» Task objective: Pick out the lines below that contain the string "descendants" and copy them all.

» Records for this exercise:

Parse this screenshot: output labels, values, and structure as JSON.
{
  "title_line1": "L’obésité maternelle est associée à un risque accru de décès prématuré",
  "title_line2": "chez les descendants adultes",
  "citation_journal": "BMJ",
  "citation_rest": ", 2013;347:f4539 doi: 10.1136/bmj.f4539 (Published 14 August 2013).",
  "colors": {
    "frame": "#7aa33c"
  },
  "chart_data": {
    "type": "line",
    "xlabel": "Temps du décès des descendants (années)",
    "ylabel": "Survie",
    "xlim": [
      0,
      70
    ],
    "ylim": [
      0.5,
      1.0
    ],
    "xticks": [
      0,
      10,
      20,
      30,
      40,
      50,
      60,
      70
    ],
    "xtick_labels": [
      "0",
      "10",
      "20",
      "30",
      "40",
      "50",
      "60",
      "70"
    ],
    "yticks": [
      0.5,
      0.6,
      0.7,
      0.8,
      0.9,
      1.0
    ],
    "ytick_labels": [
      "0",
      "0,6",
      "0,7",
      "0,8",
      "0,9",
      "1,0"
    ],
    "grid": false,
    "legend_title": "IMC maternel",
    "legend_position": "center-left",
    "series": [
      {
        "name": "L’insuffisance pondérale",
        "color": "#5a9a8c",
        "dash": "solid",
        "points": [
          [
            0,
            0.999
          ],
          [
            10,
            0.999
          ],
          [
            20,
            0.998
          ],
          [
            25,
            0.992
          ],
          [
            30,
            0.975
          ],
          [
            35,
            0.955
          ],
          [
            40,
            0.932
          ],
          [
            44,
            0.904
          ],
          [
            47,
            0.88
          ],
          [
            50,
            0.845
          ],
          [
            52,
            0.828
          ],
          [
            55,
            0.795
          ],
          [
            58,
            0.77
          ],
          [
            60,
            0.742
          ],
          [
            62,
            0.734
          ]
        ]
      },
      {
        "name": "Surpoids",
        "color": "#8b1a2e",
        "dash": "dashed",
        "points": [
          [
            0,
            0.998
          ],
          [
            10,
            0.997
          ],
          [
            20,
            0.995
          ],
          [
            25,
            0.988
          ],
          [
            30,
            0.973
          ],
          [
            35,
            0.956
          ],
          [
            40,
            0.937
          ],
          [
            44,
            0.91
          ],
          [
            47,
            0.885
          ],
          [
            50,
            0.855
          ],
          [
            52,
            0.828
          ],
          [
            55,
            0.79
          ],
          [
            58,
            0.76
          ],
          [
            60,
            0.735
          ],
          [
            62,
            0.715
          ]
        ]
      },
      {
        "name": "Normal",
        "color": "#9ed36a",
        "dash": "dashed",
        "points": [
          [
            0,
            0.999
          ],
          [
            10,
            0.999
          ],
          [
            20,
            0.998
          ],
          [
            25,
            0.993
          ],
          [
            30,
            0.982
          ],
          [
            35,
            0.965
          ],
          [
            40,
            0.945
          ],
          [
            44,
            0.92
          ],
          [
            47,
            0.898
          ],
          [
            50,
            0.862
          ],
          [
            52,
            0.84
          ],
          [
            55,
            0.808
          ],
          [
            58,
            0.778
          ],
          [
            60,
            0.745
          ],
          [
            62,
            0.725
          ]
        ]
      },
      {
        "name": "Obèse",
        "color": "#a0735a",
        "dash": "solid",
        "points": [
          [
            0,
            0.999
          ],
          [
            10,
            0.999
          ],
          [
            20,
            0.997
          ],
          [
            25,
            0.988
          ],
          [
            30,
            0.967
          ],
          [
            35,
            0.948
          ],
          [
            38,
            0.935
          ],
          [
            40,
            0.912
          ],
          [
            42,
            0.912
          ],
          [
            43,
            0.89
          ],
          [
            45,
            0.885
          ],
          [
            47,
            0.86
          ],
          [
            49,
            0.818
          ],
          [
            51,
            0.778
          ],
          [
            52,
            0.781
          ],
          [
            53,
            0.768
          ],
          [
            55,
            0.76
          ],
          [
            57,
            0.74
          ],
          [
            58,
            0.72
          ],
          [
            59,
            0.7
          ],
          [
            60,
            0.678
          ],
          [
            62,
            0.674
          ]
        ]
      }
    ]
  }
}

» Result for this exercise:
  "title_line2": "chez les descendants adultes",
    "xlabel": "Temps du décès des descendants (années)",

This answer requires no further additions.